Word for word, quote all of the material, omitting the pictures.

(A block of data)
------------------------

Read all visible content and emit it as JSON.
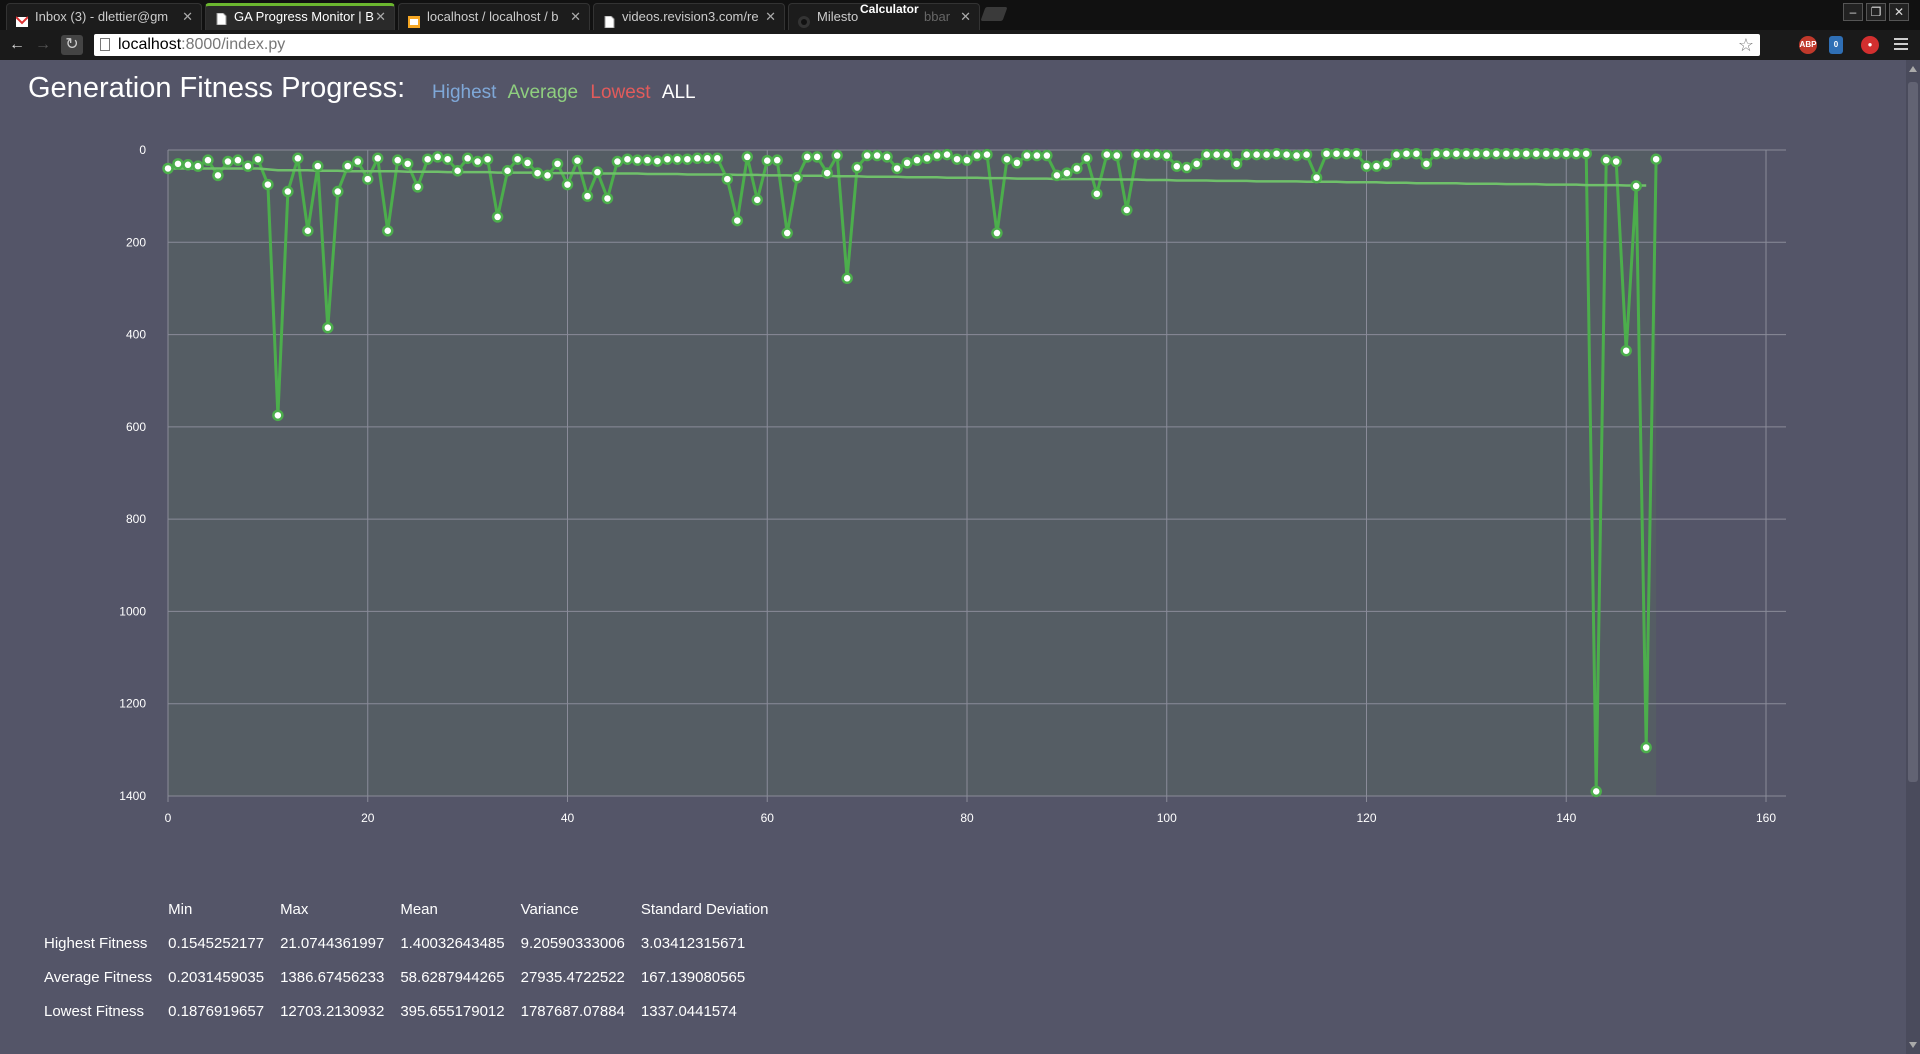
{
  "browser": {
    "tabs": [
      {
        "title": "Inbox (3) - dlettier@gm",
        "icon": "gmail-icon",
        "active": false
      },
      {
        "title": "GA Progress Monitor | B",
        "icon": "page-icon",
        "active": true
      },
      {
        "title": "localhost / localhost / b",
        "icon": "phpmyadmin-icon",
        "active": false
      },
      {
        "title": "videos.revision3.com/re",
        "icon": "page-icon",
        "active": false
      },
      {
        "title": "Milesto",
        "icon": "github-icon",
        "active": false
      }
    ],
    "overlay_tab_text": "bbar",
    "calculator_label": "Calculator",
    "url_host": "localhost",
    "url_rest": ":8000/index.py",
    "extensions": [
      "ABP",
      "0"
    ]
  },
  "page": {
    "title": "Generation Fitness Progress:",
    "links": {
      "highest": "Highest",
      "average": "Average",
      "lowest": "Lowest",
      "all": "ALL"
    }
  },
  "colors": {
    "background": "#545568",
    "plot_area": "#555d64",
    "series": "#4cae4c",
    "highest_link": "#7fa8d8",
    "average_link": "#8fcf7f",
    "lowest_link": "#e25b5b"
  },
  "chart_data": {
    "type": "line",
    "title": "",
    "xlabel": "",
    "ylabel": "",
    "xlim": [
      0,
      160
    ],
    "ylim": [
      0,
      1400
    ],
    "y_inverted": true,
    "grid": true,
    "x_ticks": [
      0,
      20,
      40,
      60,
      80,
      100,
      120,
      140,
      160
    ],
    "y_ticks": [
      0,
      200,
      400,
      600,
      800,
      1000,
      1200,
      1400
    ],
    "series": [
      {
        "markers": true,
        "values": [
          40,
          30,
          32,
          35,
          22,
          55,
          25,
          22,
          35,
          20,
          75,
          575,
          90,
          18,
          175,
          35,
          385,
          90,
          35,
          25,
          63,
          18,
          175,
          22,
          30,
          80,
          20,
          15,
          20,
          45,
          18,
          25,
          20,
          145,
          45,
          20,
          28,
          50,
          55,
          30,
          75,
          23,
          100,
          48,
          105,
          25,
          20,
          22,
          22,
          24,
          20,
          20,
          20,
          18,
          18,
          18,
          63,
          153,
          15,
          108,
          23,
          22,
          180,
          60,
          15,
          15,
          50,
          12,
          278,
          38,
          12,
          12,
          15,
          40,
          28,
          22,
          18,
          12,
          10,
          20,
          22,
          12,
          10,
          180,
          20,
          28,
          12,
          12,
          12,
          55,
          50,
          40,
          18,
          95,
          10,
          12,
          130,
          10,
          10,
          10,
          12,
          35,
          38,
          30,
          10,
          10,
          10,
          30,
          10,
          10,
          10,
          8,
          10,
          12,
          10,
          60,
          8,
          8,
          8,
          8,
          35,
          35,
          30,
          10,
          8,
          8,
          30,
          8,
          8,
          8,
          8,
          8,
          8,
          8,
          8,
          8,
          8,
          8,
          8,
          8,
          8,
          8,
          8,
          1390,
          22,
          25,
          435,
          78,
          1295,
          20
        ]
      },
      {
        "markers": false,
        "values": [
          40,
          40,
          40,
          40,
          40,
          40,
          40,
          40,
          40,
          40,
          42,
          44,
          44,
          44,
          44,
          45,
          45,
          45,
          46,
          46,
          46,
          46,
          46,
          46,
          47,
          47,
          47,
          47,
          48,
          48,
          48,
          48,
          48,
          49,
          49,
          49,
          49,
          49,
          50,
          50,
          50,
          50,
          50,
          51,
          51,
          51,
          51,
          51,
          52,
          52,
          52,
          52,
          53,
          53,
          53,
          53,
          53,
          54,
          54,
          54,
          55,
          55,
          55,
          56,
          56,
          56,
          56,
          57,
          57,
          57,
          58,
          58,
          58,
          58,
          59,
          59,
          59,
          59,
          60,
          60,
          60,
          60,
          61,
          61,
          61,
          62,
          62,
          62,
          62,
          63,
          63,
          63,
          63,
          63,
          64,
          64,
          64,
          64,
          65,
          65,
          65,
          66,
          66,
          66,
          66,
          67,
          67,
          67,
          67,
          68,
          68,
          68,
          68,
          68,
          69,
          69,
          69,
          69,
          70,
          70,
          70,
          70,
          71,
          71,
          71,
          72,
          72,
          72,
          72,
          72,
          73,
          73,
          73,
          73,
          74,
          74,
          74,
          74,
          75,
          75,
          75,
          75,
          76,
          76,
          76,
          76,
          77,
          77,
          77
        ]
      }
    ]
  },
  "stats": {
    "headers": [
      "Min",
      "Max",
      "Mean",
      "Variance",
      "Standard Deviation"
    ],
    "rows": [
      {
        "label": "Highest Fitness",
        "values": [
          "0.1545252177",
          "21.0744361997",
          "1.40032643485",
          "9.20590333006",
          "3.03412315671"
        ]
      },
      {
        "label": "Average Fitness",
        "values": [
          "0.2031459035",
          "1386.67456233",
          "58.6287944265",
          "27935.4722522",
          "167.139080565"
        ]
      },
      {
        "label": "Lowest Fitness",
        "values": [
          "0.1876919657",
          "12703.2130932",
          "395.655179012",
          "1787687.07884",
          "1337.0441574"
        ]
      }
    ]
  }
}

------------------------

**Output for this task:**
Read all visible content and emit it as JSON.
{
  "browser": {
    "tabs": [
      {
        "title": "Inbox (3) - dlettier@gm",
        "icon": "gmail-icon",
        "active": false
      },
      {
        "title": "GA Progress Monitor | B",
        "icon": "page-icon",
        "active": true
      },
      {
        "title": "localhost / localhost / b",
        "icon": "phpmyadmin-icon",
        "active": false
      },
      {
        "title": "videos.revision3.com/re",
        "icon": "page-icon",
        "active": false
      },
      {
        "title": "Milesto",
        "icon": "github-icon",
        "active": false
      }
    ],
    "overlay_tab_text": "bbar",
    "calculator_label": "Calculator",
    "url_host": "localhost",
    "url_rest": ":8000/index.py",
    "extensions": [
      "ABP",
      "0"
    ]
  },
  "page": {
    "title": "Generation Fitness Progress:",
    "links": {
      "highest": "Highest",
      "average": "Average",
      "lowest": "Lowest",
      "all": "ALL"
    }
  },
  "colors": {
    "background": "#545568",
    "plot_area": "#555d64",
    "series": "#4cae4c",
    "highest_link": "#7fa8d8",
    "average_link": "#8fcf7f",
    "lowest_link": "#e25b5b"
  },
  "chart_data": {
    "type": "line",
    "title": "",
    "xlabel": "",
    "ylabel": "",
    "xlim": [
      0,
      160
    ],
    "ylim": [
      0,
      1400
    ],
    "y_inverted": true,
    "grid": true,
    "x_ticks": [
      0,
      20,
      40,
      60,
      80,
      100,
      120,
      140,
      160
    ],
    "y_ticks": [
      0,
      200,
      400,
      600,
      800,
      1000,
      1200,
      1400
    ],
    "series": [
      {
        "markers": true,
        "values": [
          40,
          30,
          32,
          35,
          22,
          55,
          25,
          22,
          35,
          20,
          75,
          575,
          90,
          18,
          175,
          35,
          385,
          90,
          35,
          25,
          63,
          18,
          175,
          22,
          30,
          80,
          20,
          15,
          20,
          45,
          18,
          25,
          20,
          145,
          45,
          20,
          28,
          50,
          55,
          30,
          75,
          23,
          100,
          48,
          105,
          25,
          20,
          22,
          22,
          24,
          20,
          20,
          20,
          18,
          18,
          18,
          63,
          153,
          15,
          108,
          23,
          22,
          180,
          60,
          15,
          15,
          50,
          12,
          278,
          38,
          12,
          12,
          15,
          40,
          28,
          22,
          18,
          12,
          10,
          20,
          22,
          12,
          10,
          180,
          20,
          28,
          12,
          12,
          12,
          55,
          50,
          40,
          18,
          95,
          10,
          12,
          130,
          10,
          10,
          10,
          12,
          35,
          38,
          30,
          10,
          10,
          10,
          30,
          10,
          10,
          10,
          8,
          10,
          12,
          10,
          60,
          8,
          8,
          8,
          8,
          35,
          35,
          30,
          10,
          8,
          8,
          30,
          8,
          8,
          8,
          8,
          8,
          8,
          8,
          8,
          8,
          8,
          8,
          8,
          8,
          8,
          8,
          8,
          1390,
          22,
          25,
          435,
          78,
          1295,
          20
        ]
      },
      {
        "markers": false,
        "values": [
          40,
          40,
          40,
          40,
          40,
          40,
          40,
          40,
          40,
          40,
          42,
          44,
          44,
          44,
          44,
          45,
          45,
          45,
          46,
          46,
          46,
          46,
          46,
          46,
          47,
          47,
          47,
          47,
          48,
          48,
          48,
          48,
          48,
          49,
          49,
          49,
          49,
          49,
          50,
          50,
          50,
          50,
          50,
          51,
          51,
          51,
          51,
          51,
          52,
          52,
          52,
          52,
          53,
          53,
          53,
          53,
          53,
          54,
          54,
          54,
          55,
          55,
          55,
          56,
          56,
          56,
          56,
          57,
          57,
          57,
          58,
          58,
          58,
          58,
          59,
          59,
          59,
          59,
          60,
          60,
          60,
          60,
          61,
          61,
          61,
          62,
          62,
          62,
          62,
          63,
          63,
          63,
          63,
          63,
          64,
          64,
          64,
          64,
          65,
          65,
          65,
          66,
          66,
          66,
          66,
          67,
          67,
          67,
          67,
          68,
          68,
          68,
          68,
          68,
          69,
          69,
          69,
          69,
          70,
          70,
          70,
          70,
          71,
          71,
          71,
          72,
          72,
          72,
          72,
          72,
          73,
          73,
          73,
          73,
          74,
          74,
          74,
          74,
          75,
          75,
          75,
          75,
          76,
          76,
          76,
          76,
          77,
          77,
          77
        ]
      }
    ]
  },
  "stats": {
    "headers": [
      "Min",
      "Max",
      "Mean",
      "Variance",
      "Standard Deviation"
    ],
    "rows": [
      {
        "label": "Highest Fitness",
        "values": [
          "0.1545252177",
          "21.0744361997",
          "1.40032643485",
          "9.20590333006",
          "3.03412315671"
        ]
      },
      {
        "label": "Average Fitness",
        "values": [
          "0.2031459035",
          "1386.67456233",
          "58.6287944265",
          "27935.4722522",
          "167.139080565"
        ]
      },
      {
        "label": "Lowest Fitness",
        "values": [
          "0.1876919657",
          "12703.2130932",
          "395.655179012",
          "1787687.07884",
          "1337.0441574"
        ]
      }
    ]
  }
}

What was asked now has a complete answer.